-- BEGIN LISTED ENTRIES --

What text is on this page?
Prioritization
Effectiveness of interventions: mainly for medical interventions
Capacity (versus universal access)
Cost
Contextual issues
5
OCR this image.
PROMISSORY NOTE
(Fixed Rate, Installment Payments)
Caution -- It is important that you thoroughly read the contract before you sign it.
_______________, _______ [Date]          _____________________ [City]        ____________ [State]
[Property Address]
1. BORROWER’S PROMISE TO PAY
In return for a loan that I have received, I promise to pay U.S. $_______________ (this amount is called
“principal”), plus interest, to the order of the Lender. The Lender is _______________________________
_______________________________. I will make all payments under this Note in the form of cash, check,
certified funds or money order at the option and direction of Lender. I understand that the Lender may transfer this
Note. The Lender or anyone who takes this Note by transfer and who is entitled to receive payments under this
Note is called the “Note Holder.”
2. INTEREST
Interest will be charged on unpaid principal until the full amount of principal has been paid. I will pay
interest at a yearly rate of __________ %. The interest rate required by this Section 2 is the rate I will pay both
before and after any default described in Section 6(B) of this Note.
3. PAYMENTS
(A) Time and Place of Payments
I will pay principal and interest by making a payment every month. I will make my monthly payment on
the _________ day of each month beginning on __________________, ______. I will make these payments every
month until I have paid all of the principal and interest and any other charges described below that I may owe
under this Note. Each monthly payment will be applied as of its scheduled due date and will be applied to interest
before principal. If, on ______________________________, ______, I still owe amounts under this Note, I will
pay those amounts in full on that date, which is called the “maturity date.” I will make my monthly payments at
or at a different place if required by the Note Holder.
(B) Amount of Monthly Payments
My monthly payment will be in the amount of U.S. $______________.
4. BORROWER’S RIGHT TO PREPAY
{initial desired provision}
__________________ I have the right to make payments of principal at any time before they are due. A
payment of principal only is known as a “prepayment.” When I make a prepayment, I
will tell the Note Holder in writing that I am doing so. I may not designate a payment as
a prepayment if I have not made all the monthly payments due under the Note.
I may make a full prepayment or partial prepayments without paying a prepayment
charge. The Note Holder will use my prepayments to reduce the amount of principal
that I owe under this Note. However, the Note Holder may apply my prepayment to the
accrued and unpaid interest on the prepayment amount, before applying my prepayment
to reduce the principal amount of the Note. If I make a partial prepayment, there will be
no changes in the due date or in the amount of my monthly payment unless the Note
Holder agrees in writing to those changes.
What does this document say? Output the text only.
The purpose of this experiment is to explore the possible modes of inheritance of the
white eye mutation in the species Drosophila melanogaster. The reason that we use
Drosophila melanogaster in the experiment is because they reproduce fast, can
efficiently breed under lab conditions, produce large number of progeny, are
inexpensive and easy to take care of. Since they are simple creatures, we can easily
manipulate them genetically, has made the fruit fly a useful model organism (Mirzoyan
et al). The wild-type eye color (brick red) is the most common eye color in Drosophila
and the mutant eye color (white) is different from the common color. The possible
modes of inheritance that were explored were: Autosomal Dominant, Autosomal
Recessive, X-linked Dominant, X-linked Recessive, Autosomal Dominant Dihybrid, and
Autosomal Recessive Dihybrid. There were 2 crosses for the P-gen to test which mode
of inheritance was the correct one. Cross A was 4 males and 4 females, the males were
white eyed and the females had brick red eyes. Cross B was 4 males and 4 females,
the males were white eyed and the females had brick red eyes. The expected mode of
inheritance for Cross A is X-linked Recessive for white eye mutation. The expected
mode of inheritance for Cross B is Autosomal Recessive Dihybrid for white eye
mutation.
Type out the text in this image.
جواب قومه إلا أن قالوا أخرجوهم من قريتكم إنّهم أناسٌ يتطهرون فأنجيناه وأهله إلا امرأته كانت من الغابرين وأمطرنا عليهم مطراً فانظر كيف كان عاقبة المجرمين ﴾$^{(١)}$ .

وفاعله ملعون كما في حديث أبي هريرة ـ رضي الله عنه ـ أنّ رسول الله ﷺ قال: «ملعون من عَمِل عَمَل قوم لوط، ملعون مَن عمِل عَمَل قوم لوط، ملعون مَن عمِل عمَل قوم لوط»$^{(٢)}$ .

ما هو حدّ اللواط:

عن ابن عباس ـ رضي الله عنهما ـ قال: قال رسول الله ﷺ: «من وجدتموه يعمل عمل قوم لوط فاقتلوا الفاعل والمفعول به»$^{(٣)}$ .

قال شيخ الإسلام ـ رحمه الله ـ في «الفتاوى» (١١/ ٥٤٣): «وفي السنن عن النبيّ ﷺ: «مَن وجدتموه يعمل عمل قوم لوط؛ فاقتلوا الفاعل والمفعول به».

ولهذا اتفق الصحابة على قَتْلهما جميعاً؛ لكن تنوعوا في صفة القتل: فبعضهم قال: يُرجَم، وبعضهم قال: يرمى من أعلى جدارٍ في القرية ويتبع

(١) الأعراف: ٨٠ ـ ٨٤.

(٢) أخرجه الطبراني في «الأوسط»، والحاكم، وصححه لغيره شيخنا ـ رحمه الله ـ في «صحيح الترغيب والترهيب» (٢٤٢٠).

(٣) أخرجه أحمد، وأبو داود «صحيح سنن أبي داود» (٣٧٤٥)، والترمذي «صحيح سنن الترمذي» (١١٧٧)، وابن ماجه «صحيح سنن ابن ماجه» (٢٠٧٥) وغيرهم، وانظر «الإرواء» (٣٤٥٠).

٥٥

-- END LISTED ENTRIES --

• DO THIS: Using the data above, print every record exactly as shown.

• COMPLETED TASK:
What text is on this page?
Prioritization
Effectiveness of interventions: mainly for medical interventions
Capacity (versus universal access)
Cost
Contextual issues
5
OCR this image.
PROMISSORY NOTE
(Fixed Rate, Installment Payments)
Caution -- It is important that you thoroughly read the contract before you sign it.
_______________, _______ [Date]          _____________________ [City]        ____________ [State]
[Property Address]
1. BORROWER’S PROMISE TO PAY
In return for a loan that I have received, I promise to pay U.S. $_______________ (this amount is called
“principal”), plus interest, to the order of the Lender. The Lender is _______________________________
_______________________________. I will make all payments under this Note in the form of cash, check,
certified funds or money order at the option and direction of Lender. I understand that the Lender may transfer this
Note. The Lender or anyone who takes this Note by transfer and who is entitled to receive payments under this
Note is called the “Note Holder.”
2. INTEREST
Interest will be charged on unpaid principal until the full amount of principal has been paid. I will pay
interest at a yearly rate of __________ %. The interest rate required by this Section 2 is the rate I will pay both
before and after any default described in Section 6(B) of this Note.
3. PAYMENTS
(A) Time and Place of Payments
I will pay principal and interest by making a payment every month. I will make my monthly payment on
the _________ day of each month beginning on __________________, ______. I will make these payments every
month until I have paid all of the principal and interest and any other charges described below that I may owe
under this Note. Each monthly payment will be applied as of its scheduled due date and will be applied to interest
before principal. If, on ______________________________, ______, I still owe amounts under this Note, I will
pay those amounts in full on that date, which is called the “maturity date.” I will make my monthly payments at
or at a different place if required by the Note Holder.
(B) Amount of Monthly Payments
My monthly payment will be in the amount of U.S. $______________.
4. BORROWER’S RIGHT TO PREPAY
{initial desired provision}
__________________ I have the right to make payments of principal at any time before they are due. A
payment of principal only is known as a “prepayment.” When I make a prepayment, I
will tell the Note Holder in writing that I am doing so. I may not designate a payment as
a prepayment if I have not made all the monthly payments due under the Note.
I may make a full prepayment or partial prepayments without paying a prepayment
charge. The Note Holder will use my prepayments to reduce the amount of principal
that I owe under this Note. However, the Note Holder may apply my prepayment to the
accrued and unpaid interest on the prepayment amount, before applying my prepayment
to reduce the principal amount of the Note. If I make a partial prepayment, there will be
no changes in the due date or in the amount of my monthly payment unless the Note
Holder agrees in writing to those changes.
What does this document say? Output the text only.
The purpose of this experiment is to explore the possible modes of inheritance of the
white eye mutation in the species Drosophila melanogaster. The reason that we use
Drosophila melanogaster in the experiment is because they reproduce fast, can
efficiently breed under lab conditions, produce large number of progeny, are
inexpensive and easy to take care of. Since they are simple creatures, we can easily
manipulate them genetically, has made the fruit fly a useful model organism (Mirzoyan
et al). The wild-type eye color (brick red) is the most common eye color in Drosophila
and the mutant eye color (white) is different from the common color. The possible
modes of inheritance that were explored were: Autosomal Dominant, Autosomal
Recessive, X-linked Dominant, X-linked Recessive, Autosomal Dominant Dihybrid, and
Autosomal Recessive Dihybrid. There were 2 crosses for the P-gen to test which mode
of inheritance was the correct one. Cross A was 4 males and 4 females, the males were
white eyed and the females had brick red eyes. Cross B was 4 males and 4 females,
the males were white eyed and the females had brick red eyes. The expected mode of
inheritance for Cross A is X-linked Recessive for white eye mutation. The expected
mode of inheritance for Cross B is Autosomal Recessive Dihybrid for white eye
mutation.
Type out the text in this image.
جواب قومه إلا أن قالوا أخرجوهم من قريتكم إنّهم أناسٌ يتطهرون فأنجيناه وأهله إلا امرأته كانت من الغابرين وأمطرنا عليهم مطراً فانظر كيف كان عاقبة المجرمين ﴾$^{(١)}$ .

وفاعله ملعون كما في حديث أبي هريرة ـ رضي الله عنه ـ أنّ رسول الله ﷺ قال: «ملعون من عَمِل عَمَل قوم لوط، ملعون مَن عمِل عَمَل قوم لوط، ملعون مَن عمِل عمَل قوم لوط»$^{(٢)}$ .

ما هو حدّ اللواط:

عن ابن عباس ـ رضي الله عنهما ـ قال: قال رسول الله ﷺ: «من وجدتموه يعمل عمل قوم لوط فاقتلوا الفاعل والمفعول به»$^{(٣)}$ .

قال شيخ الإسلام ـ رحمه الله ـ في «الفتاوى» (١١/ ٥٤٣): «وفي السنن عن النبيّ ﷺ: «مَن وجدتموه يعمل عمل قوم لوط؛ فاقتلوا الفاعل والمفعول به».

ولهذا اتفق الصحابة على قَتْلهما جميعاً؛ لكن تنوعوا في صفة القتل: فبعضهم قال: يُرجَم، وبعضهم قال: يرمى من أعلى جدارٍ في القرية ويتبع

(١) الأعراف: ٨٠ ـ ٨٤.

(٢) أخرجه الطبراني في «الأوسط»، والحاكم، وصححه لغيره شيخنا ـ رحمه الله ـ في «صحيح الترغيب والترهيب» (٢٤٢٠).

(٣) أخرجه أحمد، وأبو داود «صحيح سنن أبي داود» (٣٧٤٥)، والترمذي «صحيح سنن الترمذي» (١١٧٧)، وابن ماجه «صحيح سنن ابن ماجه» (٢٠٧٥) وغيرهم، وانظر «الإرواء» (٣٤٥٠).

٥٥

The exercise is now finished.